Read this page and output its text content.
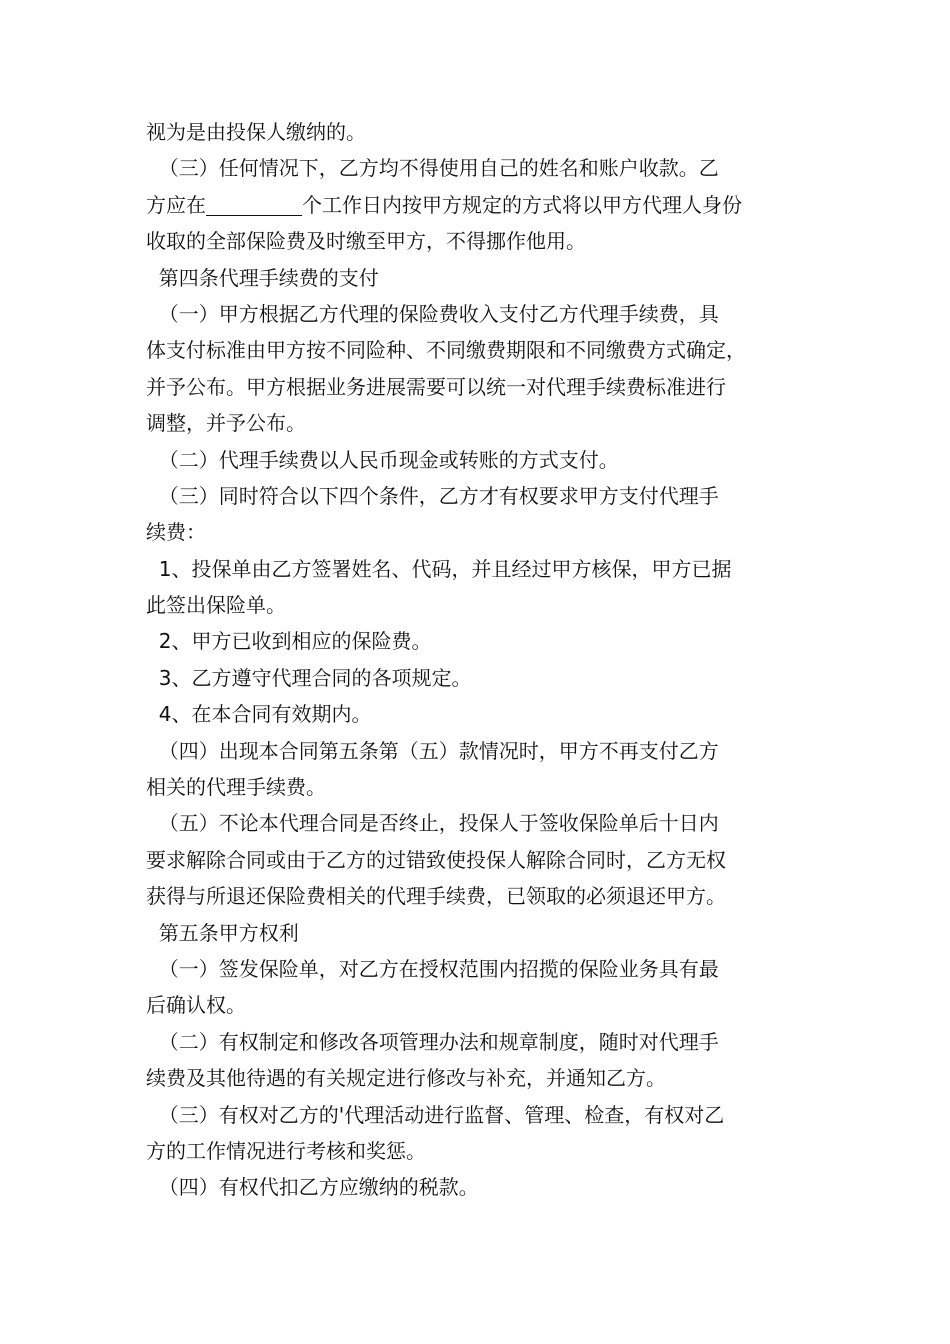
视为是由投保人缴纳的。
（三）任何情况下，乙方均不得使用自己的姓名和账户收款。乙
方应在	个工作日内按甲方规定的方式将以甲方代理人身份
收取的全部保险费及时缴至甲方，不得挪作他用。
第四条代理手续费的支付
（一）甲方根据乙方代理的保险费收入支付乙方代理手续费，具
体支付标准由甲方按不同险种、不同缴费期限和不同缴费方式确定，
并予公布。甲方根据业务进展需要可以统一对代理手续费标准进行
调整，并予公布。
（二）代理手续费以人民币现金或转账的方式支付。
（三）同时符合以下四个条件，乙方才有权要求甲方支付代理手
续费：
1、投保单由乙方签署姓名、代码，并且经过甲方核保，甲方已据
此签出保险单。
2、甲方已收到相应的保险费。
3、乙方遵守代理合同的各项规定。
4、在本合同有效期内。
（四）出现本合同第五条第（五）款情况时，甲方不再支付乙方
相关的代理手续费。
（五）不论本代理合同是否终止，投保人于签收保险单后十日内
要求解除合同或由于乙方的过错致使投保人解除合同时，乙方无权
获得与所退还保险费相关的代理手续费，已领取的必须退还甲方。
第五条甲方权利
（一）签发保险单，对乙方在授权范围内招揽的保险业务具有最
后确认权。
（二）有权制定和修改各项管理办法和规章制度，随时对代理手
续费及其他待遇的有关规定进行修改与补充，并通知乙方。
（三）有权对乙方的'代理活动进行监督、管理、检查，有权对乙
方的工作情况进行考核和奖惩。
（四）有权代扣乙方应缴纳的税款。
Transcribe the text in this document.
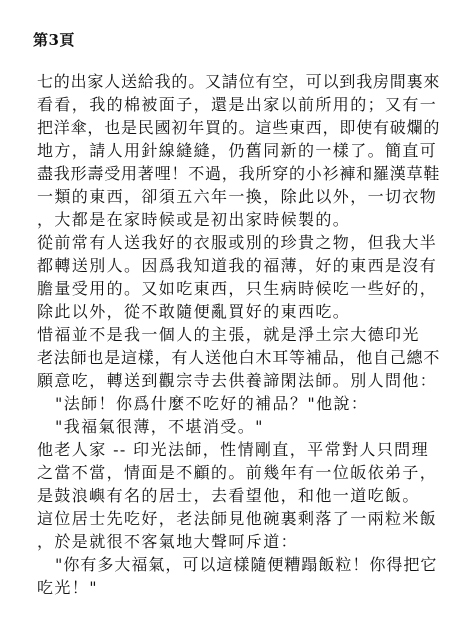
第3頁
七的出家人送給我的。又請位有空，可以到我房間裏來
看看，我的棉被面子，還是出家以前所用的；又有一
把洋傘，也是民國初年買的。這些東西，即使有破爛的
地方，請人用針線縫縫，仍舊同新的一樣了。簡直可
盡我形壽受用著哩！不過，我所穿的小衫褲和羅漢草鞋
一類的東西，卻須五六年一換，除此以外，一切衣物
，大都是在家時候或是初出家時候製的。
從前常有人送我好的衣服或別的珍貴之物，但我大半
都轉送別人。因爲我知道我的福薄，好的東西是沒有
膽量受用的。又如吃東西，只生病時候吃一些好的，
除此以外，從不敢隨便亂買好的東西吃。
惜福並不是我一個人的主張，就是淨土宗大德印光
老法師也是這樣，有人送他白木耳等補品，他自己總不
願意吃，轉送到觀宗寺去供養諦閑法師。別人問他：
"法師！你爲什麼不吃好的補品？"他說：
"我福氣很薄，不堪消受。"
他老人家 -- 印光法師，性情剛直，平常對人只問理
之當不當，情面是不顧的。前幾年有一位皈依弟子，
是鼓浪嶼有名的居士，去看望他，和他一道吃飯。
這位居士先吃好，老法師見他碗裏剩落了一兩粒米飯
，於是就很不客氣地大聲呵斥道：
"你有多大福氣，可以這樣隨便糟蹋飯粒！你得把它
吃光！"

**WHAT YOU ARE ASKED TO DO:**
All of the material above needs to be restated exactly, with no pictures.

**TASK RESPONSE:**
Read this page and output its text content.
视为是由投保人缴纳的。
（三）任何情况下，乙方均不得使用自己的姓名和账户收款。乙
方应在	个工作日内按甲方规定的方式将以甲方代理人身份
收取的全部保险费及时缴至甲方，不得挪作他用。
第四条代理手续费的支付
（一）甲方根据乙方代理的保险费收入支付乙方代理手续费，具
体支付标准由甲方按不同险种、不同缴费期限和不同缴费方式确定，
并予公布。甲方根据业务进展需要可以统一对代理手续费标准进行
调整，并予公布。
（二）代理手续费以人民币现金或转账的方式支付。
（三）同时符合以下四个条件，乙方才有权要求甲方支付代理手
续费：
1、投保单由乙方签署姓名、代码，并且经过甲方核保，甲方已据
此签出保险单。
2、甲方已收到相应的保险费。
3、乙方遵守代理合同的各项规定。
4、在本合同有效期内。
（四）出现本合同第五条第（五）款情况时，甲方不再支付乙方
相关的代理手续费。
（五）不论本代理合同是否终止，投保人于签收保险单后十日内
要求解除合同或由于乙方的过错致使投保人解除合同时，乙方无权
获得与所退还保险费相关的代理手续费，已领取的必须退还甲方。
第五条甲方权利
（一）签发保险单，对乙方在授权范围内招揽的保险业务具有最
后确认权。
（二）有权制定和修改各项管理办法和规章制度，随时对代理手
续费及其他待遇的有关规定进行修改与补充，并通知乙方。
（三）有权对乙方的'代理活动进行监督、管理、检查，有权对乙
方的工作情况进行考核和奖惩。
（四）有权代扣乙方应缴纳的税款。
Transcribe the text in this document.
第3頁
七的出家人送給我的。又請位有空，可以到我房間裏來
看看，我的棉被面子，還是出家以前所用的；又有一
把洋傘，也是民國初年買的。這些東西，即使有破爛的
地方，請人用針線縫縫，仍舊同新的一樣了。簡直可
盡我形壽受用著哩！不過，我所穿的小衫褲和羅漢草鞋
一類的東西，卻須五六年一換，除此以外，一切衣物
，大都是在家時候或是初出家時候製的。
從前常有人送我好的衣服或別的珍貴之物，但我大半
都轉送別人。因爲我知道我的福薄，好的東西是沒有
膽量受用的。又如吃東西，只生病時候吃一些好的，
除此以外，從不敢隨便亂買好的東西吃。
惜福並不是我一個人的主張，就是淨土宗大德印光
老法師也是這樣，有人送他白木耳等補品，他自己總不
願意吃，轉送到觀宗寺去供養諦閑法師。別人問他：
"法師！你爲什麼不吃好的補品？"他說：
"我福氣很薄，不堪消受。"
他老人家 -- 印光法師，性情剛直，平常對人只問理
之當不當，情面是不顧的。前幾年有一位皈依弟子，
是鼓浪嶼有名的居士，去看望他，和他一道吃飯。
這位居士先吃好，老法師見他碗裏剩落了一兩粒米飯
，於是就很不客氣地大聲呵斥道：
"你有多大福氣，可以這樣隨便糟蹋飯粒！你得把它
吃光！"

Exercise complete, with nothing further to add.